▶ **What the task requires**:
Quote all entries exactly, leaving pictures aside.

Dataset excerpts

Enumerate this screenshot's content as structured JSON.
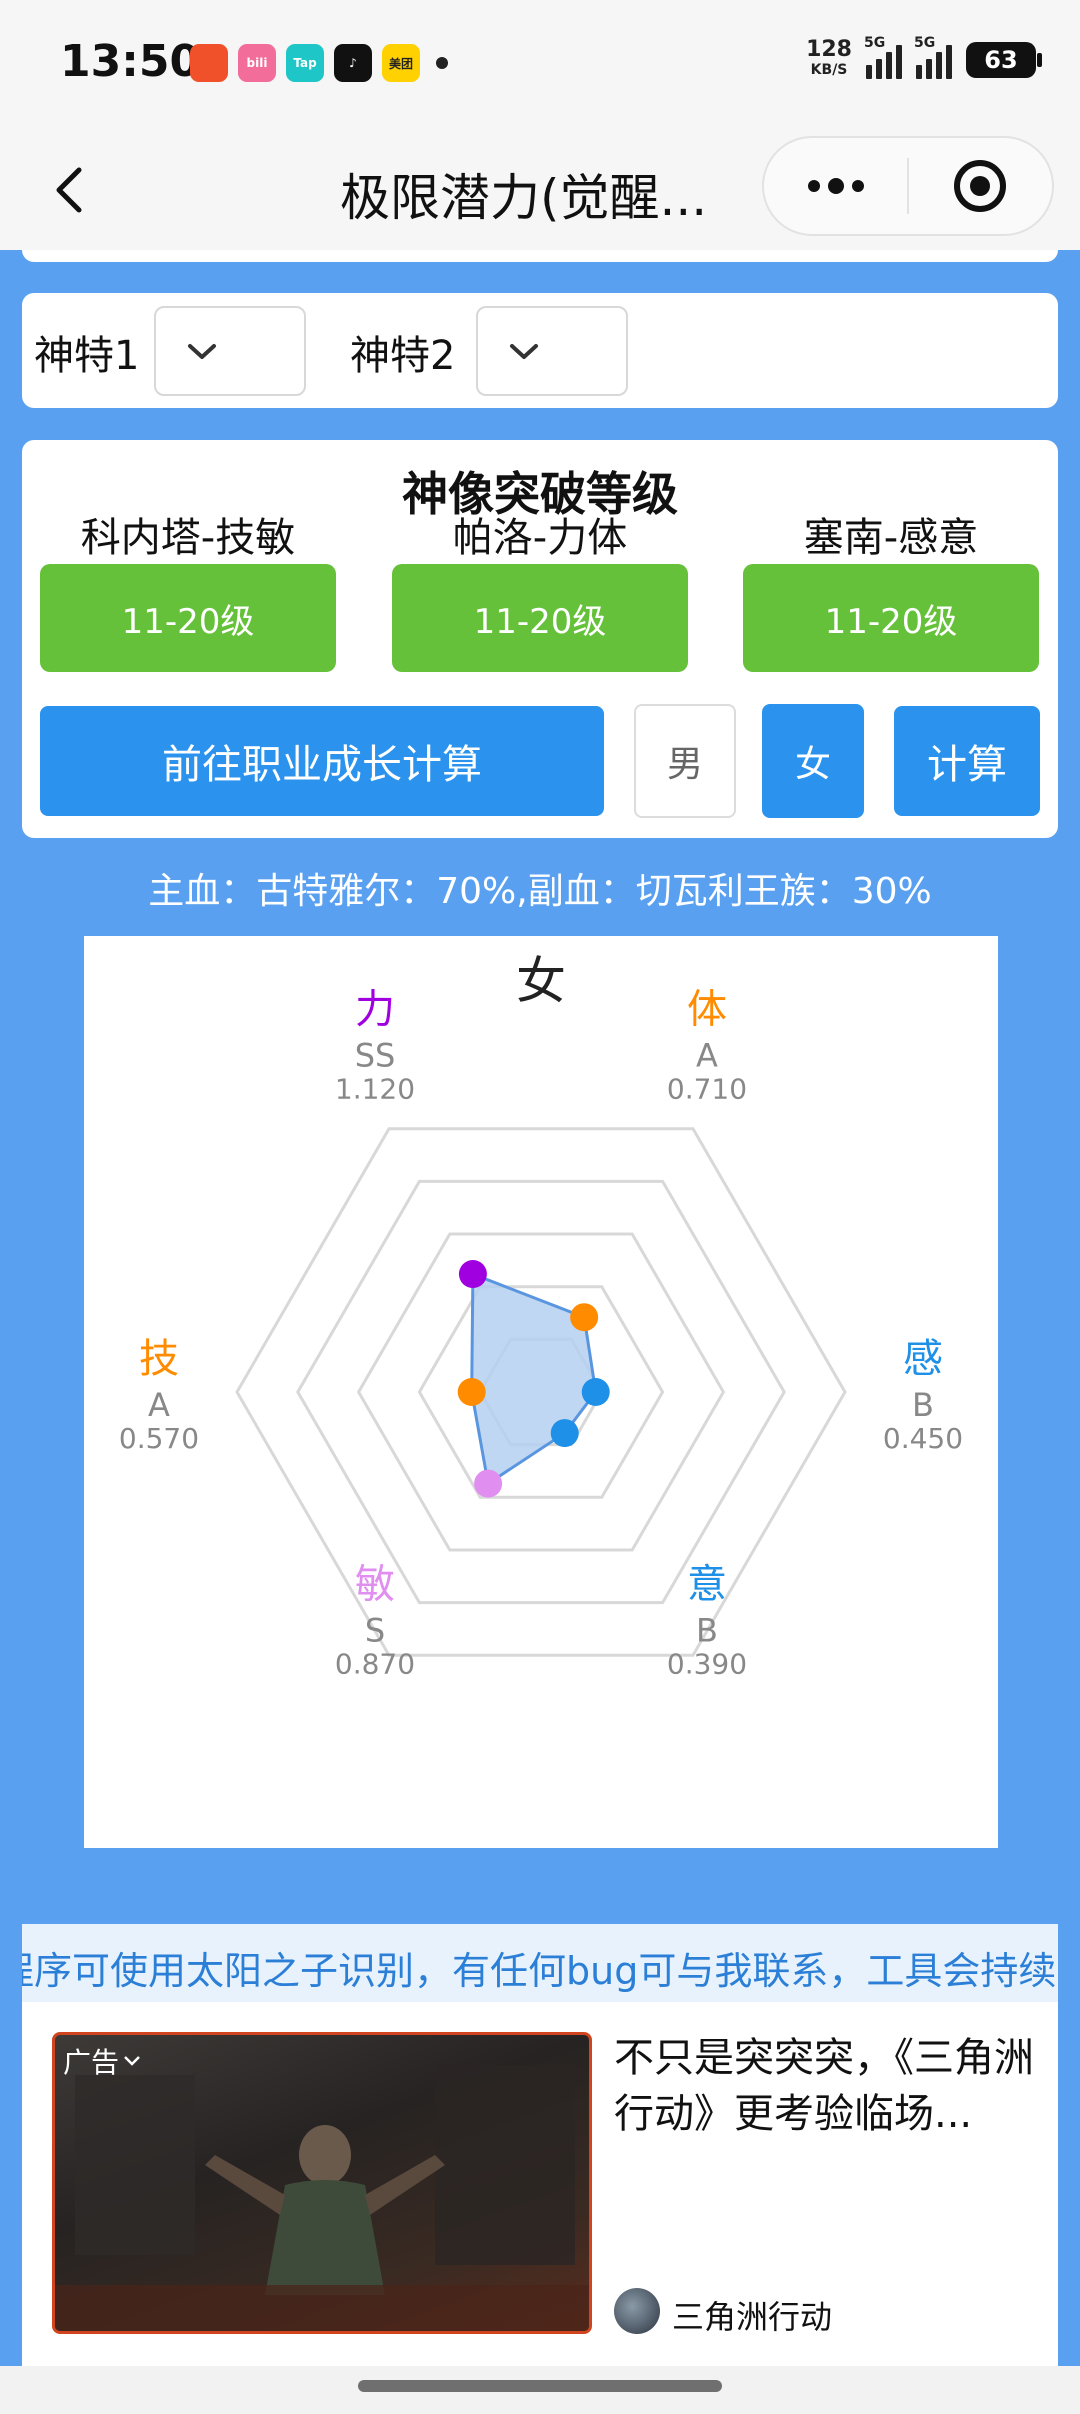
{
  "status_bar": {
    "time": "13:50",
    "apps": [
      {
        "name": "taobao-icon",
        "label": "",
        "color": "#f0502a"
      },
      {
        "name": "bilibili-icon",
        "label": "bili",
        "color": "#f36d9a"
      },
      {
        "name": "taptap-icon",
        "label": "Tap",
        "color": "#1ec6c8"
      },
      {
        "name": "douyin-icon",
        "label": "♪",
        "color": "#111111"
      },
      {
        "name": "meituan-icon",
        "label": "美团",
        "color": "#ffd100"
      }
    ],
    "net_speed_value": "128",
    "net_speed_unit": "KB/S",
    "signal1_tag": "5G",
    "signal2_tag": "5G",
    "battery": "63"
  },
  "title_bar": {
    "title": "极限潜力(觉醒..."
  },
  "gods": {
    "god1_label": "神特1",
    "god2_label": "神特2"
  },
  "statue_break": {
    "title": "神像突破等级",
    "statues": [
      {
        "name": "科内塔-技敏",
        "level": "11-20级"
      },
      {
        "name": "帕洛-力体",
        "level": "11-20级"
      },
      {
        "name": "塞南-感意",
        "level": "11-20级"
      }
    ],
    "career_button": "前往职业成长计算",
    "male": "男",
    "female": "女",
    "calc": "计算"
  },
  "bloodline": "主血：古特雅尔：70%,副血：切瓦利王族：30%",
  "chart_data": {
    "type": "radar",
    "title": "女",
    "axes": [
      {
        "label": "力",
        "grade": "SS",
        "value": 1.12,
        "value_text": "1.120",
        "color": "#a000e0"
      },
      {
        "label": "体",
        "grade": "A",
        "value": 0.71,
        "value_text": "0.710",
        "color": "#ff8c00"
      },
      {
        "label": "感",
        "grade": "B",
        "value": 0.45,
        "value_text": "0.450",
        "color": "#1e90e8"
      },
      {
        "label": "意",
        "grade": "B",
        "value": 0.39,
        "value_text": "0.390",
        "color": "#1e90e8"
      },
      {
        "label": "敏",
        "grade": "S",
        "value": 0.87,
        "value_text": "0.870",
        "color": "#e08ef0"
      },
      {
        "label": "技",
        "grade": "A",
        "value": 0.57,
        "value_text": "0.570",
        "color": "#ff8c00"
      }
    ],
    "rings": 5,
    "max": 2.5,
    "fill_color": "#b4d0f0",
    "line_color": "#5a96e0",
    "grid_color": "#d8d8d8"
  },
  "marquee": "程序可使用太阳之子识别，有任何bug可与我联系，工具会持续更新",
  "ad": {
    "tag": "广告",
    "title": "不只是突突突，《三角洲行动》更考验临场...",
    "source": "三角洲行动"
  }
}
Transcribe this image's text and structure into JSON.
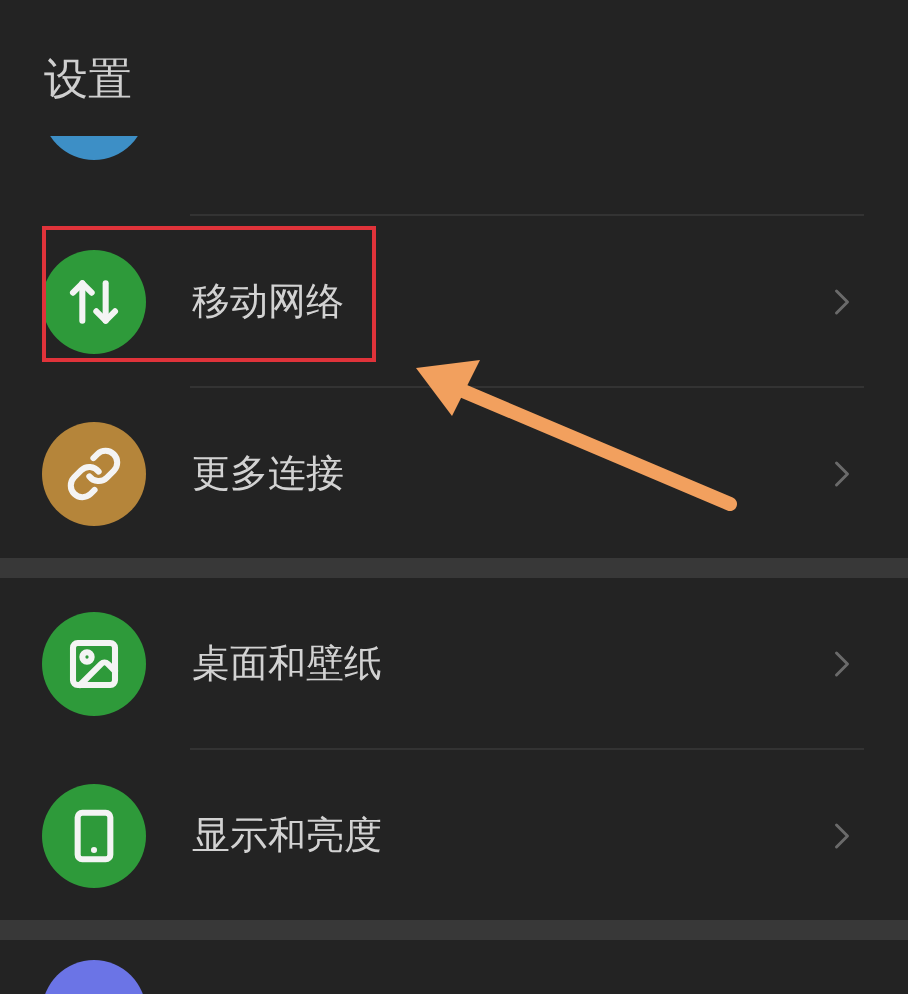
{
  "title": "设置",
  "groups": [
    {
      "items": [
        {
          "kind": "partial-top",
          "color": "#3d8fc6"
        },
        {
          "kind": "row",
          "color": "#2e9a3a",
          "label": "移动网络",
          "highlighted": true
        },
        {
          "kind": "row",
          "color": "#b5853a",
          "label": "更多连接",
          "highlighted": false
        }
      ]
    },
    {
      "items": [
        {
          "kind": "row",
          "color": "#2e9a3a",
          "label": "桌面和壁纸",
          "highlighted": false
        },
        {
          "kind": "row",
          "color": "#2e9a3a",
          "label": "显示和亮度",
          "highlighted": false
        }
      ]
    },
    {
      "items": [
        {
          "kind": "partial-bottom",
          "color": "#6b74e6"
        }
      ]
    }
  ],
  "arrow": true
}
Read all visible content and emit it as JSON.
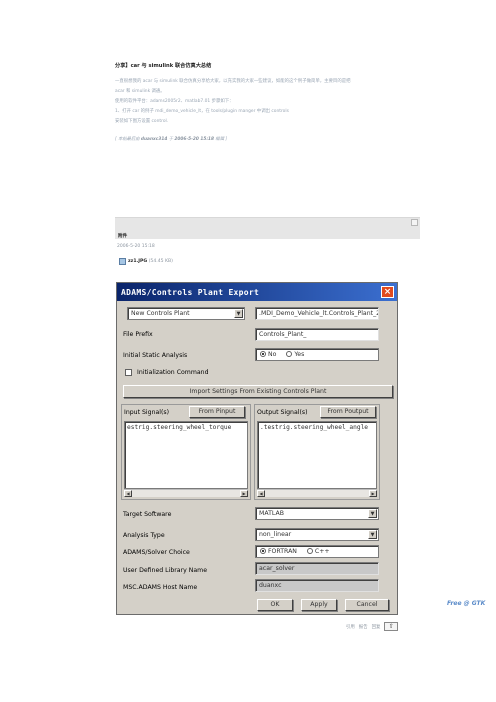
{
  "post": {
    "title": "分享】car 与 simulink 联合仿真大总结",
    "lines": [
      "一直很想我的 acar 与 simulink 联合仿真分享给大家，以充实我的大家一些建议，如能的这个例子做简单，主要目的是把",
      "acar 和 simulink 调通。",
      "使用的软件平台：adams2005r2、matlab7.01     步骤如下：",
      "1、打开 car 的例子 mdi_demo_vehicle_lt，在 tools/plugin manger 中调出 controls",
      "安装如下图方设置 control."
    ],
    "edited_prefix": "[",
    "edited_text": "本帖最后由",
    "edited_user": "duanxc314",
    "edited_mid": "于",
    "edited_time": "2006-5-20 15:18",
    "edited_suffix": "编辑 ]"
  },
  "attachment": {
    "label": "附件",
    "date": "2006-5-20 15:18",
    "file_name": "zz1.JPG",
    "file_size": "(54.45 KB)"
  },
  "dialog": {
    "title": "ADAMS/Controls Plant Export",
    "close_glyph": "×",
    "plant_combo": "New Controls Plant",
    "model_field": ".MDI_Demo_Vehicle_lt.Controls_Plant_2",
    "file_prefix_label": "File Prefix",
    "file_prefix_value": "Controls_Plant_",
    "initial_static_label": "Initial Static Analysis",
    "radio_no": "No",
    "radio_yes": "Yes",
    "init_command_label": "Initialization Command",
    "import_button": "Import Settings From Existing Controls Plant",
    "input_signals_label": "Input Signal(s)",
    "from_pinput_button": "From Pinput",
    "output_signals_label": "Output Signal(s)",
    "from_poutput_button": "From Poutput",
    "input_signal_value": "estrig.steering_wheel_torque",
    "output_signal_value": ".testrig.steering_wheel_angle",
    "target_software_label": "Target Software",
    "target_software_value": "MATLAB",
    "analysis_type_label": "Analysis Type",
    "analysis_type_value": "non_linear",
    "solver_choice_label": "ADAMS/Solver Choice",
    "solver_fortran": "FORTRAN",
    "solver_cpp": "C++",
    "user_library_label": "User Defined Library Name",
    "user_library_value": "acar_solver",
    "host_name_label": "MSC.ADAMS Host Name",
    "host_name_value": "duanxc",
    "ok_button": "OK",
    "apply_button": "Apply",
    "cancel_button": "Cancel"
  },
  "watermark": "Free @ GTK",
  "bottom": {
    "quote": "引用",
    "report": "报告",
    "reply": "回复",
    "top_glyph": "⇧"
  },
  "colors": {
    "titlebar": "#0a246a",
    "dialog_bg": "#d4d0c8",
    "close": "#e14a1e"
  },
  "icons": [
    "close-icon",
    "dropdown-arrow-icon",
    "image-file-icon",
    "scroll-left-icon",
    "scroll-right-icon",
    "back-to-top-icon"
  ]
}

▶ **Result of the task**:
Enumerate this screenshot's content as structured JSON.
{
  "status_bar": {
    "time": "13:50",
    "apps": [
      {
        "name": "taobao-icon",
        "label": "",
        "color": "#f0502a"
      },
      {
        "name": "bilibili-icon",
        "label": "bili",
        "color": "#f36d9a"
      },
      {
        "name": "taptap-icon",
        "label": "Tap",
        "color": "#1ec6c8"
      },
      {
        "name": "douyin-icon",
        "label": "♪",
        "color": "#111111"
      },
      {
        "name": "meituan-icon",
        "label": "美团",
        "color": "#ffd100"
      }
    ],
    "net_speed_value": "128",
    "net_speed_unit": "KB/S",
    "signal1_tag": "5G",
    "signal2_tag": "5G",
    "battery": "63"
  },
  "title_bar": {
    "title": "极限潜力(觉醒..."
  },
  "gods": {
    "god1_label": "神特1",
    "god2_label": "神特2"
  },
  "statue_break": {
    "title": "神像突破等级",
    "statues": [
      {
        "name": "科内塔-技敏",
        "level": "11-20级"
      },
      {
        "name": "帕洛-力体",
        "level": "11-20级"
      },
      {
        "name": "塞南-感意",
        "level": "11-20级"
      }
    ],
    "career_button": "前往职业成长计算",
    "male": "男",
    "female": "女",
    "calc": "计算"
  },
  "bloodline": "主血：古特雅尔：70%,副血：切瓦利王族：30%",
  "chart_data": {
    "type": "radar",
    "title": "女",
    "axes": [
      {
        "label": "力",
        "grade": "SS",
        "value": 1.12,
        "value_text": "1.120",
        "color": "#a000e0"
      },
      {
        "label": "体",
        "grade": "A",
        "value": 0.71,
        "value_text": "0.710",
        "color": "#ff8c00"
      },
      {
        "label": "感",
        "grade": "B",
        "value": 0.45,
        "value_text": "0.450",
        "color": "#1e90e8"
      },
      {
        "label": "意",
        "grade": "B",
        "value": 0.39,
        "value_text": "0.390",
        "color": "#1e90e8"
      },
      {
        "label": "敏",
        "grade": "S",
        "value": 0.87,
        "value_text": "0.870",
        "color": "#e08ef0"
      },
      {
        "label": "技",
        "grade": "A",
        "value": 0.57,
        "value_text": "0.570",
        "color": "#ff8c00"
      }
    ],
    "rings": 5,
    "max": 2.5,
    "fill_color": "#b4d0f0",
    "line_color": "#5a96e0",
    "grid_color": "#d8d8d8"
  },
  "marquee": "程序可使用太阳之子识别，有任何bug可与我联系，工具会持续更新",
  "ad": {
    "tag": "广告",
    "title": "不只是突突突，《三角洲行动》更考验临场...",
    "source": "三角洲行动"
  }
}
Transcribe this image's text and structure into JSON.
{
  "title": "设置",
  "groups": [
    {
      "items": [
        {
          "kind": "partial-top",
          "color": "#3d8fc6"
        },
        {
          "kind": "row",
          "color": "#2e9a3a",
          "label": "移动网络",
          "highlighted": true
        },
        {
          "kind": "row",
          "color": "#b5853a",
          "label": "更多连接",
          "highlighted": false
        }
      ]
    },
    {
      "items": [
        {
          "kind": "row",
          "color": "#2e9a3a",
          "label": "桌面和壁纸",
          "highlighted": false
        },
        {
          "kind": "row",
          "color": "#2e9a3a",
          "label": "显示和亮度",
          "highlighted": false
        }
      ]
    },
    {
      "items": [
        {
          "kind": "partial-bottom",
          "color": "#6b74e6"
        }
      ]
    }
  ],
  "arrow": true
}
Read all visible content and emit it as JSON.
{
  "post": {
    "title": "分享】car 与 simulink 联合仿真大总结",
    "lines": [
      "一直很想我的 acar 与 simulink 联合仿真分享给大家，以充实我的大家一些建议，如能的这个例子做简单，主要目的是把",
      "acar 和 simulink 调通。",
      "使用的软件平台：adams2005r2、matlab7.01     步骤如下：",
      "1、打开 car 的例子 mdi_demo_vehicle_lt，在 tools/plugin manger 中调出 controls",
      "安装如下图方设置 control."
    ],
    "edited_prefix": "[",
    "edited_text": "本帖最后由",
    "edited_user": "duanxc314",
    "edited_mid": "于",
    "edited_time": "2006-5-20 15:18",
    "edited_suffix": "编辑 ]"
  },
  "attachment": {
    "label": "附件",
    "date": "2006-5-20 15:18",
    "file_name": "zz1.JPG",
    "file_size": "(54.45 KB)"
  },
  "dialog": {
    "title": "ADAMS/Controls Plant Export",
    "close_glyph": "×",
    "plant_combo": "New Controls Plant",
    "model_field": ".MDI_Demo_Vehicle_lt.Controls_Plant_2",
    "file_prefix_label": "File Prefix",
    "file_prefix_value": "Controls_Plant_",
    "initial_static_label": "Initial Static Analysis",
    "radio_no": "No",
    "radio_yes": "Yes",
    "init_command_label": "Initialization Command",
    "import_button": "Import Settings From Existing Controls Plant",
    "input_signals_label": "Input Signal(s)",
    "from_pinput_button": "From Pinput",
    "output_signals_label": "Output Signal(s)",
    "from_poutput_button": "From Poutput",
    "input_signal_value": "estrig.steering_wheel_torque",
    "output_signal_value": ".testrig.steering_wheel_angle",
    "target_software_label": "Target Software",
    "target_software_value": "MATLAB",
    "analysis_type_label": "Analysis Type",
    "analysis_type_value": "non_linear",
    "solver_choice_label": "ADAMS/Solver Choice",
    "solver_fortran": "FORTRAN",
    "solver_cpp": "C++",
    "user_library_label": "User Defined Library Name",
    "user_library_value": "acar_solver",
    "host_name_label": "MSC.ADAMS Host Name",
    "host_name_value": "duanxc",
    "ok_button": "OK",
    "apply_button": "Apply",
    "cancel_button": "Cancel"
  },
  "watermark": "Free @ GTK",
  "bottom": {
    "quote": "引用",
    "report": "报告",
    "reply": "回复",
    "top_glyph": "⇧"
  },
  "colors": {
    "titlebar": "#0a246a",
    "dialog_bg": "#d4d0c8",
    "close": "#e14a1e"
  },
  "icons": [
    "close-icon",
    "dropdown-arrow-icon",
    "image-file-icon",
    "scroll-left-icon",
    "scroll-right-icon",
    "back-to-top-icon"
  ]
}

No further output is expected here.